• [DIRECTIONS FOR THIS TASK]: State the number of lines that contain the word "title", and add nothing else.

• [AVAILABLE DATA]:
--- start ---
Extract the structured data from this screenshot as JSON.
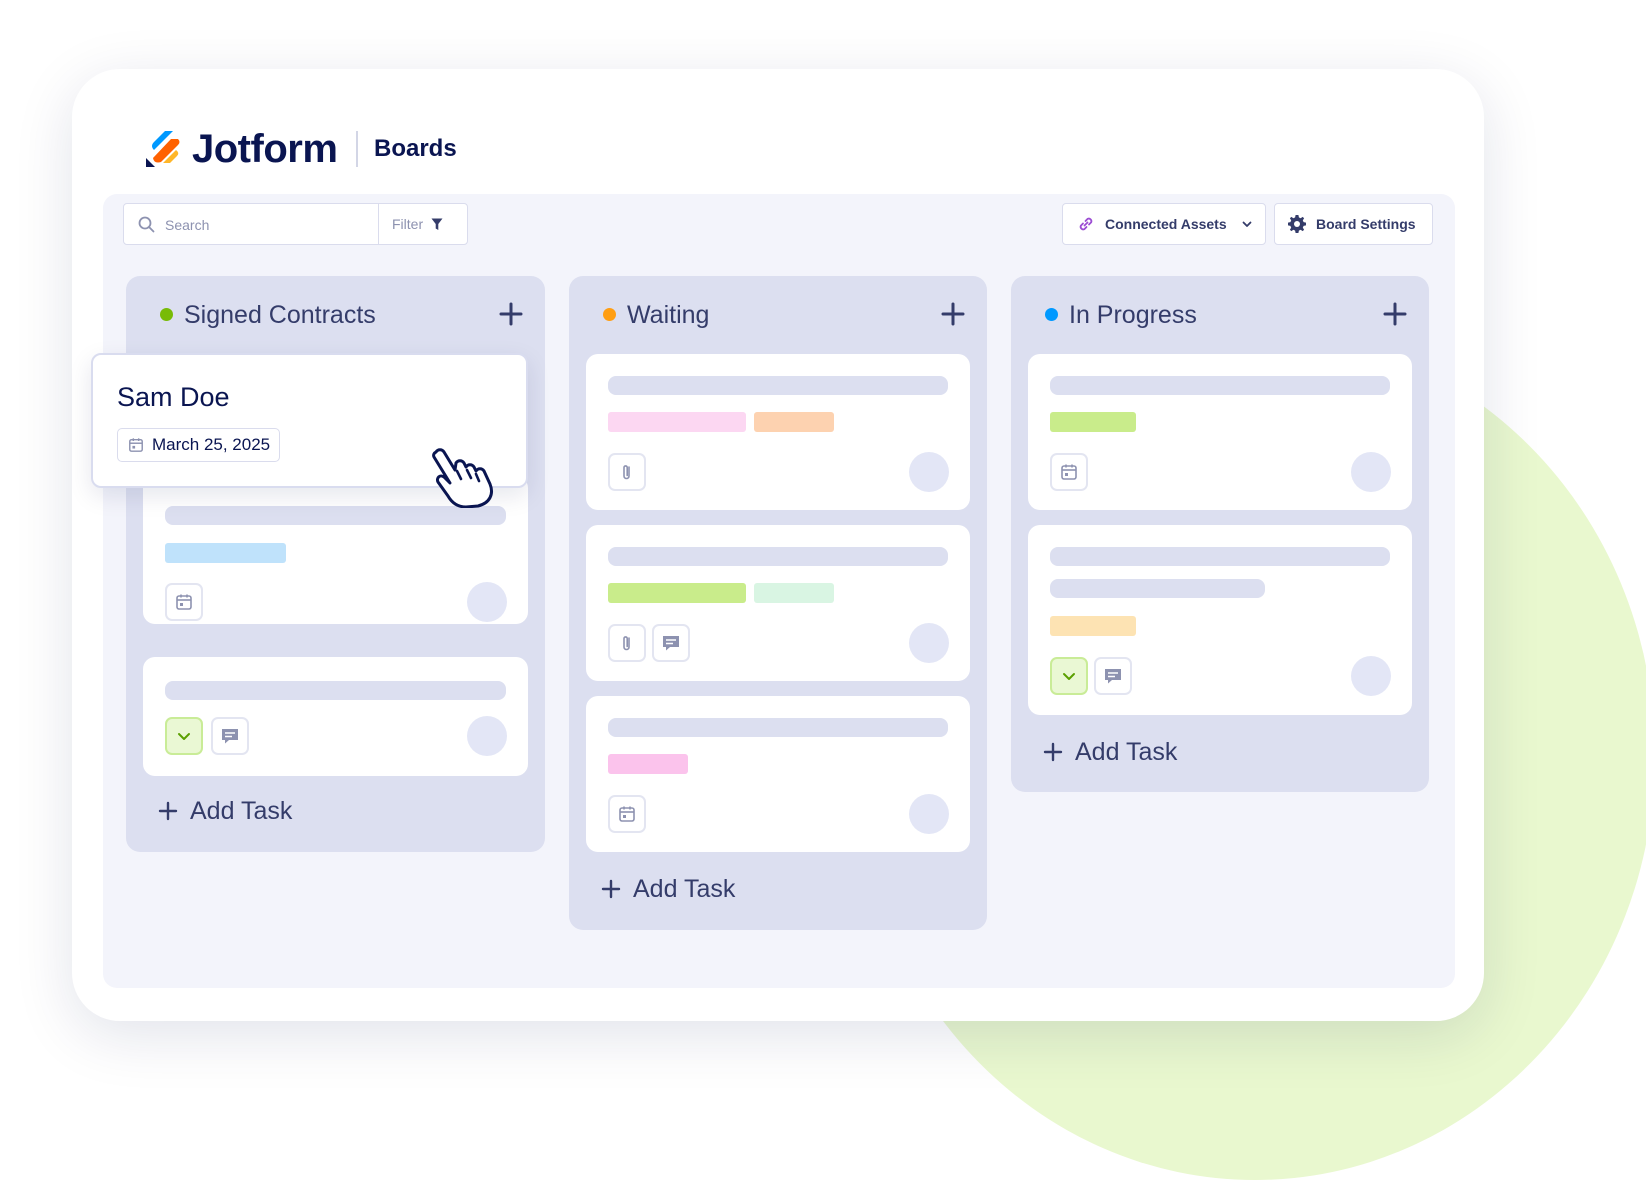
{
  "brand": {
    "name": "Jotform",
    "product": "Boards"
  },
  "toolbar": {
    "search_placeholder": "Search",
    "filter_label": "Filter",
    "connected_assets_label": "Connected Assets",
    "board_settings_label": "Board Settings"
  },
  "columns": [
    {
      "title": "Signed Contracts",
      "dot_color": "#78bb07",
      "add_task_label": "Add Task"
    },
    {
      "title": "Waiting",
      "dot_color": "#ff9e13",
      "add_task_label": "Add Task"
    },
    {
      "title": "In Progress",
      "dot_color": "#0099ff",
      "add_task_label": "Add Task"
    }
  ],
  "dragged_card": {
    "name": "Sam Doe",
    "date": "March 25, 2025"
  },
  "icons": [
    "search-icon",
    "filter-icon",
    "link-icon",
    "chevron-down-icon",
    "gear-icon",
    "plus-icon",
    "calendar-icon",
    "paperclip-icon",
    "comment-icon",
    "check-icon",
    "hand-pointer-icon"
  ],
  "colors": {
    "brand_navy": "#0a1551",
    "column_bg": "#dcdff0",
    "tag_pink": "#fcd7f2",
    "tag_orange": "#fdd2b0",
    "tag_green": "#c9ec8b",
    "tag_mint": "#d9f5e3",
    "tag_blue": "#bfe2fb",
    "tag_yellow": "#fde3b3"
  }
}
--- end ---
• [RESULT]: 3